===== SUPPLIED DATA
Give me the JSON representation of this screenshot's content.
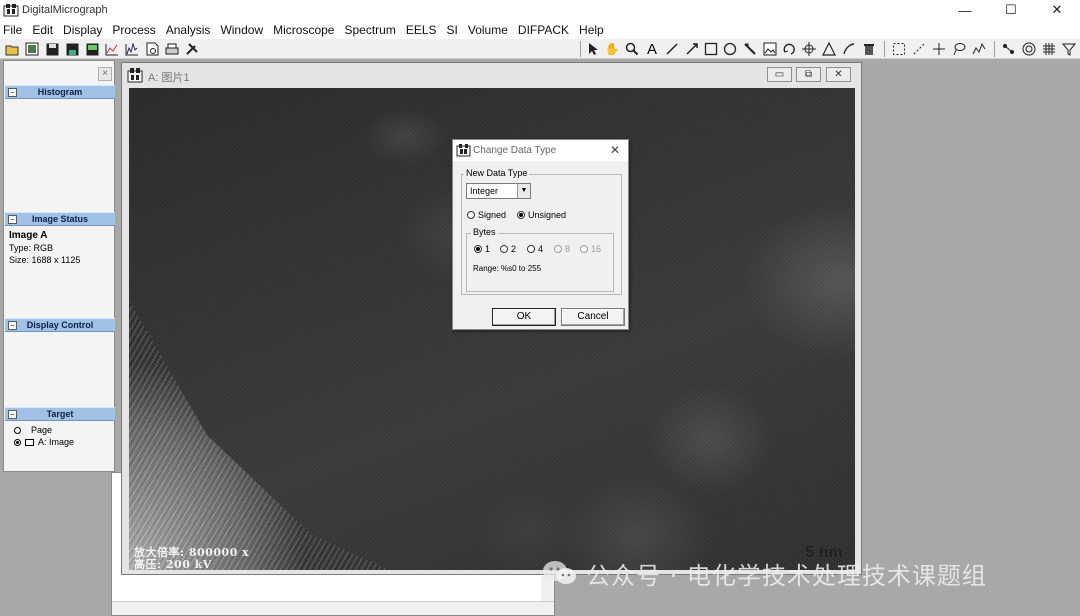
{
  "app": {
    "title": "DigitalMicrograph",
    "window_controls": {
      "minimize": "—",
      "maximize": "☐",
      "close": "✕"
    }
  },
  "menu": [
    "File",
    "Edit",
    "Display",
    "Process",
    "Analysis",
    "Window",
    "Microscope",
    "Spectrum",
    "EELS",
    "SI",
    "Volume",
    "DIFPACK",
    "Help"
  ],
  "toolbar": {
    "left_icons": [
      "open-icon",
      "open-image-icon",
      "save-icon",
      "save-all-icon",
      "save-display-icon",
      "line-plot-icon",
      "profile-icon",
      "page-icon",
      "print-icon",
      "tools-icon"
    ],
    "right_icons": [
      "pointer-icon",
      "hand-icon",
      "zoom-icon",
      "text-icon",
      "line-icon",
      "arrow-line-icon",
      "rectangle-icon",
      "oval-icon",
      "image-roi-icon",
      "rotate-icon",
      "move-icon",
      "spot-icon",
      "measure-icon",
      "trash-icon",
      "rect-roi-icon",
      "line-roi-icon",
      "point-roi-icon",
      "lasso-icon",
      "curve-icon",
      "points-icon",
      "target-icon",
      "mask-icon",
      "filter-icon"
    ]
  },
  "panel": {
    "sections": {
      "histogram": "Histogram",
      "image_status": "Image Status",
      "display_control": "Display Control",
      "target": "Target"
    },
    "image_status": {
      "name": "Image A",
      "type": "Type: RGB",
      "size": "Size:   1688 x 1125"
    },
    "target": {
      "page": "Page",
      "image": "A: Image"
    }
  },
  "image_window": {
    "title": "A: 图片1",
    "caption_mag": "放大倍率:  800000 x",
    "caption_hv": "高压:        200 kV",
    "scale_bar": "5 nm"
  },
  "dialog": {
    "title": "Change Data Type",
    "group_label": "New Data Type",
    "selected_type": "Integer",
    "signed": "Signed",
    "unsigned": "Unsigned",
    "sign_selected": "unsigned",
    "bytes_label": "Bytes",
    "bytes_options": [
      "1",
      "2",
      "4",
      "8",
      "16"
    ],
    "bytes_selected": "1",
    "range": "Range: %s0 to 255",
    "ok": "OK",
    "cancel": "Cancel"
  },
  "watermark": "公众号 · 电化学技术处理技术课题组"
}
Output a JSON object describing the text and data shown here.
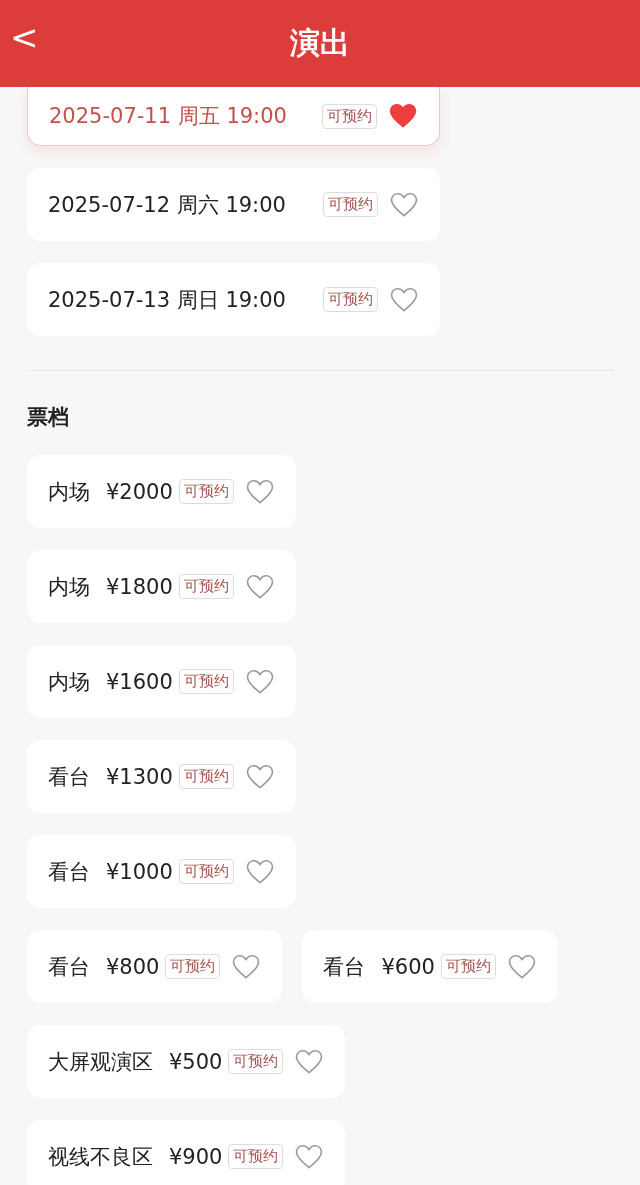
{
  "header": {
    "back": "<",
    "title": "演出"
  },
  "sessions": [
    {
      "label": "2025-07-11 周五 19:00",
      "tag": "可预约",
      "selected": true,
      "favorited": true
    },
    {
      "label": "2025-07-12 周六 19:00",
      "tag": "可预约",
      "selected": false,
      "favorited": false
    },
    {
      "label": "2025-07-13 周日 19:00",
      "tag": "可预约",
      "selected": false,
      "favorited": false
    }
  ],
  "tickets_title": "票档",
  "ticket_rows": [
    [
      {
        "area": "内场",
        "price": "¥2000",
        "tag": "可预约",
        "favorited": false
      }
    ],
    [
      {
        "area": "内场",
        "price": "¥1800",
        "tag": "可预约",
        "favorited": false
      }
    ],
    [
      {
        "area": "内场",
        "price": "¥1600",
        "tag": "可预约",
        "favorited": false
      }
    ],
    [
      {
        "area": "看台",
        "price": "¥1300",
        "tag": "可预约",
        "favorited": false
      }
    ],
    [
      {
        "area": "看台",
        "price": "¥1000",
        "tag": "可预约",
        "favorited": false
      }
    ],
    [
      {
        "area": "看台",
        "price": "¥800",
        "tag": "可预约",
        "favorited": false
      },
      {
        "area": "看台",
        "price": "¥600",
        "tag": "可预约",
        "favorited": false
      }
    ],
    [
      {
        "area": "大屏观演区",
        "price": "¥500",
        "tag": "可预约",
        "favorited": false
      }
    ],
    [
      {
        "area": "视线不良区",
        "price": "¥900",
        "tag": "可预约",
        "favorited": false
      }
    ]
  ]
}
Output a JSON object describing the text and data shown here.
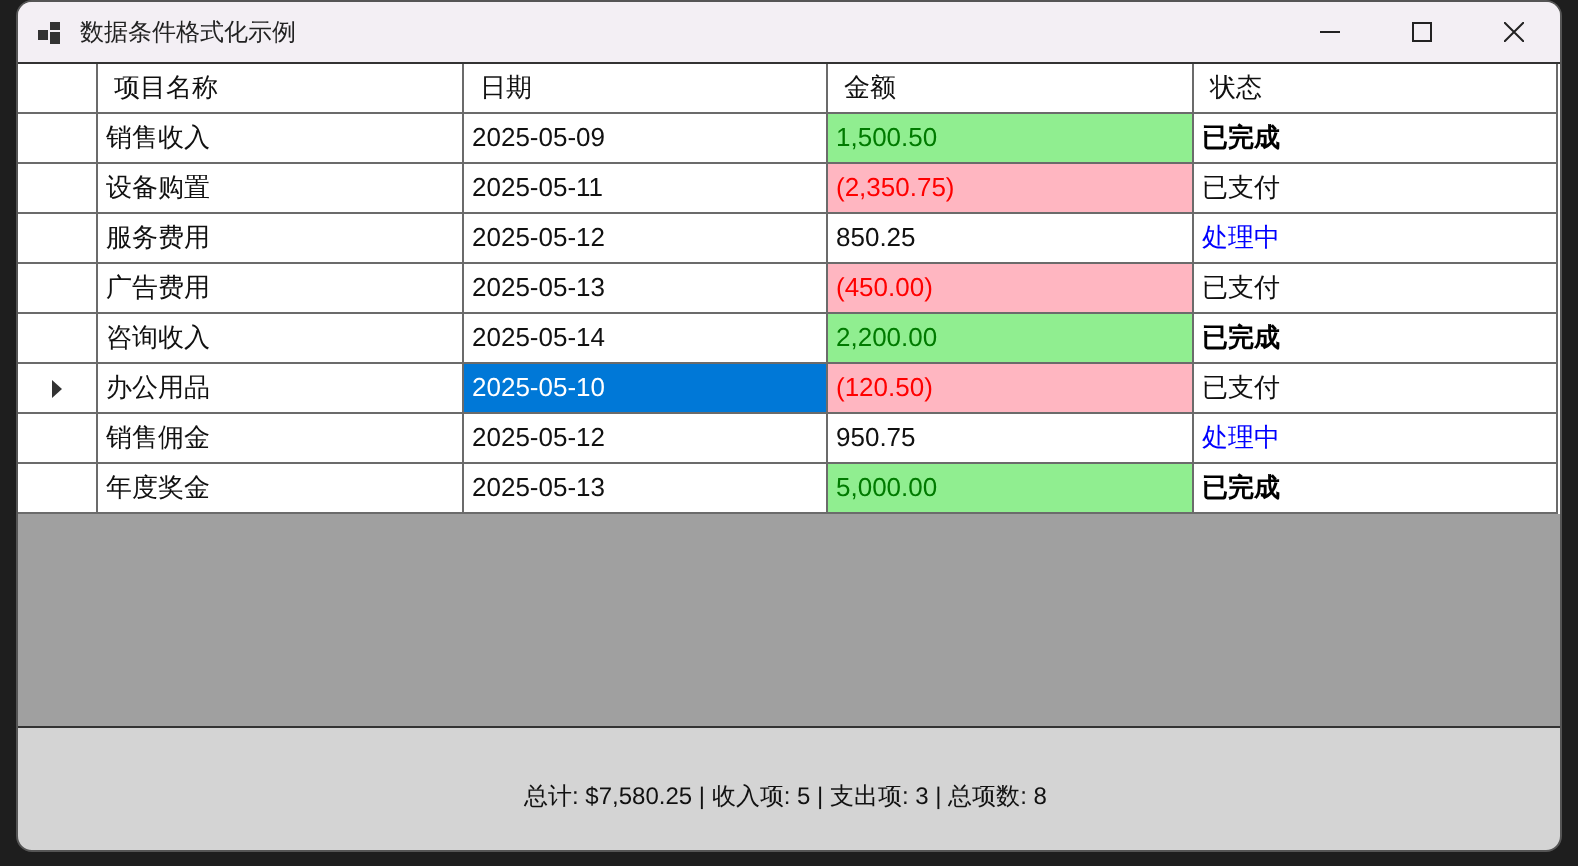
{
  "window": {
    "title": "数据条件格式化示例"
  },
  "table": {
    "columns": [
      "项目名称",
      "日期",
      "金额",
      "状态"
    ],
    "rows": [
      {
        "name": "销售收入",
        "date": "2025-05-09",
        "amount": {
          "text": "1,500.50",
          "kind": "income"
        },
        "status": {
          "text": "已完成",
          "kind": "done"
        },
        "selected": false
      },
      {
        "name": "设备购置",
        "date": "2025-05-11",
        "amount": {
          "text": "(2,350.75)",
          "kind": "expense"
        },
        "status": {
          "text": "已支付",
          "kind": "paid"
        },
        "selected": false
      },
      {
        "name": "服务费用",
        "date": "2025-05-12",
        "amount": {
          "text": "850.25",
          "kind": "neutral"
        },
        "status": {
          "text": "处理中",
          "kind": "processing"
        },
        "selected": false
      },
      {
        "name": "广告费用",
        "date": "2025-05-13",
        "amount": {
          "text": "(450.00)",
          "kind": "expense"
        },
        "status": {
          "text": "已支付",
          "kind": "paid"
        },
        "selected": false
      },
      {
        "name": "咨询收入",
        "date": "2025-05-14",
        "amount": {
          "text": "2,200.00",
          "kind": "income"
        },
        "status": {
          "text": "已完成",
          "kind": "done"
        },
        "selected": false
      },
      {
        "name": "办公用品",
        "date": "2025-05-10",
        "amount": {
          "text": "(120.50)",
          "kind": "expense"
        },
        "status": {
          "text": "已支付",
          "kind": "paid"
        },
        "selected": true
      },
      {
        "name": "销售佣金",
        "date": "2025-05-12",
        "amount": {
          "text": "950.75",
          "kind": "neutral"
        },
        "status": {
          "text": "处理中",
          "kind": "processing"
        },
        "selected": false
      },
      {
        "name": "年度奖金",
        "date": "2025-05-13",
        "amount": {
          "text": "5,000.00",
          "kind": "income"
        },
        "status": {
          "text": "已完成",
          "kind": "done"
        },
        "selected": false
      }
    ]
  },
  "status_bar": {
    "summary": "总计: $7,580.25 | 收入项: 5 | 支出项: 3 | 总项数: 8"
  }
}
==========
▶ PROBLEM TO SOLVE: Repeat the records above exactly, omitting every picture.

▶ PROBLEM SOLUTION:
Give me the JSON representation of this screenshot's content.
{
  "app": {
    "title": "DigitalMicrograph",
    "window_controls": {
      "minimize": "—",
      "maximize": "☐",
      "close": "✕"
    }
  },
  "menu": [
    "File",
    "Edit",
    "Display",
    "Process",
    "Analysis",
    "Window",
    "Microscope",
    "Spectrum",
    "EELS",
    "SI",
    "Volume",
    "DIFPACK",
    "Help"
  ],
  "toolbar": {
    "left_icons": [
      "open-icon",
      "open-image-icon",
      "save-icon",
      "save-all-icon",
      "save-display-icon",
      "line-plot-icon",
      "profile-icon",
      "page-icon",
      "print-icon",
      "tools-icon"
    ],
    "right_icons": [
      "pointer-icon",
      "hand-icon",
      "zoom-icon",
      "text-icon",
      "line-icon",
      "arrow-line-icon",
      "rectangle-icon",
      "oval-icon",
      "image-roi-icon",
      "rotate-icon",
      "move-icon",
      "spot-icon",
      "measure-icon",
      "trash-icon",
      "rect-roi-icon",
      "line-roi-icon",
      "point-roi-icon",
      "lasso-icon",
      "curve-icon",
      "points-icon",
      "target-icon",
      "mask-icon",
      "filter-icon"
    ]
  },
  "panel": {
    "sections": {
      "histogram": "Histogram",
      "image_status": "Image Status",
      "display_control": "Display Control",
      "target": "Target"
    },
    "image_status": {
      "name": "Image A",
      "type": "Type: RGB",
      "size": "Size:   1688 x 1125"
    },
    "target": {
      "page": "Page",
      "image": "A: Image"
    }
  },
  "image_window": {
    "title": "A: 图片1",
    "caption_mag": "放大倍率:  800000 x",
    "caption_hv": "高压:        200 kV",
    "scale_bar": "5 nm"
  },
  "dialog": {
    "title": "Change Data Type",
    "group_label": "New Data Type",
    "selected_type": "Integer",
    "signed": "Signed",
    "unsigned": "Unsigned",
    "sign_selected": "unsigned",
    "bytes_label": "Bytes",
    "bytes_options": [
      "1",
      "2",
      "4",
      "8",
      "16"
    ],
    "bytes_selected": "1",
    "range": "Range: %s0 to 255",
    "ok": "OK",
    "cancel": "Cancel"
  },
  "watermark": "公众号 · 电化学技术处理技术课题组"
}
Output a JSON object describing the text and data shown here.
{
  "header": {
    "back": "<",
    "title": "演出"
  },
  "sessions": [
    {
      "label": "2025-07-11 周五 19:00",
      "tag": "可预约",
      "selected": true,
      "favorited": true
    },
    {
      "label": "2025-07-12 周六 19:00",
      "tag": "可预约",
      "selected": false,
      "favorited": false
    },
    {
      "label": "2025-07-13 周日 19:00",
      "tag": "可预约",
      "selected": false,
      "favorited": false
    }
  ],
  "tickets_title": "票档",
  "ticket_rows": [
    [
      {
        "area": "内场",
        "price": "¥2000",
        "tag": "可预约",
        "favorited": false
      }
    ],
    [
      {
        "area": "内场",
        "price": "¥1800",
        "tag": "可预约",
        "favorited": false
      }
    ],
    [
      {
        "area": "内场",
        "price": "¥1600",
        "tag": "可预约",
        "favorited": false
      }
    ],
    [
      {
        "area": "看台",
        "price": "¥1300",
        "tag": "可预约",
        "favorited": false
      }
    ],
    [
      {
        "area": "看台",
        "price": "¥1000",
        "tag": "可预约",
        "favorited": false
      }
    ],
    [
      {
        "area": "看台",
        "price": "¥800",
        "tag": "可预约",
        "favorited": false
      },
      {
        "area": "看台",
        "price": "¥600",
        "tag": "可预约",
        "favorited": false
      }
    ],
    [
      {
        "area": "大屏观演区",
        "price": "¥500",
        "tag": "可预约",
        "favorited": false
      }
    ],
    [
      {
        "area": "视线不良区",
        "price": "¥900",
        "tag": "可预约",
        "favorited": false
      }
    ]
  ]
}
Output a JSON object describing the text and data shown here.
{
  "window": {
    "title": "数据条件格式化示例"
  },
  "table": {
    "columns": [
      "项目名称",
      "日期",
      "金额",
      "状态"
    ],
    "rows": [
      {
        "name": "销售收入",
        "date": "2025-05-09",
        "amount": {
          "text": "1,500.50",
          "kind": "income"
        },
        "status": {
          "text": "已完成",
          "kind": "done"
        },
        "selected": false
      },
      {
        "name": "设备购置",
        "date": "2025-05-11",
        "amount": {
          "text": "(2,350.75)",
          "kind": "expense"
        },
        "status": {
          "text": "已支付",
          "kind": "paid"
        },
        "selected": false
      },
      {
        "name": "服务费用",
        "date": "2025-05-12",
        "amount": {
          "text": "850.25",
          "kind": "neutral"
        },
        "status": {
          "text": "处理中",
          "kind": "processing"
        },
        "selected": false
      },
      {
        "name": "广告费用",
        "date": "2025-05-13",
        "amount": {
          "text": "(450.00)",
          "kind": "expense"
        },
        "status": {
          "text": "已支付",
          "kind": "paid"
        },
        "selected": false
      },
      {
        "name": "咨询收入",
        "date": "2025-05-14",
        "amount": {
          "text": "2,200.00",
          "kind": "income"
        },
        "status": {
          "text": "已完成",
          "kind": "done"
        },
        "selected": false
      },
      {
        "name": "办公用品",
        "date": "2025-05-10",
        "amount": {
          "text": "(120.50)",
          "kind": "expense"
        },
        "status": {
          "text": "已支付",
          "kind": "paid"
        },
        "selected": true
      },
      {
        "name": "销售佣金",
        "date": "2025-05-12",
        "amount": {
          "text": "950.75",
          "kind": "neutral"
        },
        "status": {
          "text": "处理中",
          "kind": "processing"
        },
        "selected": false
      },
      {
        "name": "年度奖金",
        "date": "2025-05-13",
        "amount": {
          "text": "5,000.00",
          "kind": "income"
        },
        "status": {
          "text": "已完成",
          "kind": "done"
        },
        "selected": false
      }
    ]
  },
  "status_bar": {
    "summary": "总计: $7,580.25 | 收入项: 5 | 支出项: 3 | 总项数: 8"
  }
}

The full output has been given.